The required output consists solely of the lines from the line containing "Extract the chart's" through the end of the records, copied exactly.

— BEGIN —

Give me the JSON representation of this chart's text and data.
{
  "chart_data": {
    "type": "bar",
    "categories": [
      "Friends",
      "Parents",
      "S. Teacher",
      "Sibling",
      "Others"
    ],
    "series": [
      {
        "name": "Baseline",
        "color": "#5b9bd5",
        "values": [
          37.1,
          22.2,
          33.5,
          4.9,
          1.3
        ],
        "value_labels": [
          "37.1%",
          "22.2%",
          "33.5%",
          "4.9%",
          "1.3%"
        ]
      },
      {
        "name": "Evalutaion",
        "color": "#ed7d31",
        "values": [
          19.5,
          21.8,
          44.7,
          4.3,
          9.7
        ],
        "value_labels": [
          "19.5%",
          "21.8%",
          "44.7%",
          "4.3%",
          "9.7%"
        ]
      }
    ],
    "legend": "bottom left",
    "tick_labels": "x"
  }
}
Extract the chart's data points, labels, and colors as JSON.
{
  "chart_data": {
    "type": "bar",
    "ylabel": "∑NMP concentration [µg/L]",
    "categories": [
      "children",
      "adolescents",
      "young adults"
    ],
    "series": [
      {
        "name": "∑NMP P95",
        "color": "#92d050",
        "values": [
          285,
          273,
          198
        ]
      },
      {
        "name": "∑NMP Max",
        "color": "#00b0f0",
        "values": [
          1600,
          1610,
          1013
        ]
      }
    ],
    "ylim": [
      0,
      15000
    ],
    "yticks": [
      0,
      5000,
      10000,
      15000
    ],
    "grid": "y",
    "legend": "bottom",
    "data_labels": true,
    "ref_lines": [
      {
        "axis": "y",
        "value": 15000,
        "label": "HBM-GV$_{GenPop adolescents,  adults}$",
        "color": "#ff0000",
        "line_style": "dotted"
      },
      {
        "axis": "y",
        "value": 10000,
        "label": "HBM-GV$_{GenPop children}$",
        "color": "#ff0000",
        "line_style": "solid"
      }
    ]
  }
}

— END —

Final result>
Extract the chart's data points, labels, and colors as JSON.
{
  "chart_data": {
    "type": "bar",
    "ylabel": "∑NMP concentration [µg/L]",
    "categories": [
      "children",
      "adolescents",
      "young adults"
    ],
    "series": [
      {
        "name": "∑NMP P95",
        "color": "#92d050",
        "values": [
          285,
          273,
          198
        ]
      },
      {
        "name": "∑NMP Max",
        "color": "#00b0f0",
        "values": [
          1600,
          1610,
          1013
        ]
      }
    ],
    "ylim": [
      0,
      15000
    ],
    "yticks": [
      0,
      5000,
      10000,
      15000
    ],
    "grid": "y",
    "legend": "bottom",
    "data_labels": true,
    "ref_lines": [
      {
        "axis": "y",
        "value": 15000,
        "label": "HBM-GV$_{GenPop adolescents,  adults}$",
        "color": "#ff0000",
        "line_style": "dotted"
      },
      {
        "axis": "y",
        "value": 10000,
        "label": "HBM-GV$_{GenPop children}$",
        "color": "#ff0000",
        "line_style": "solid"
      }
    ]
  }
}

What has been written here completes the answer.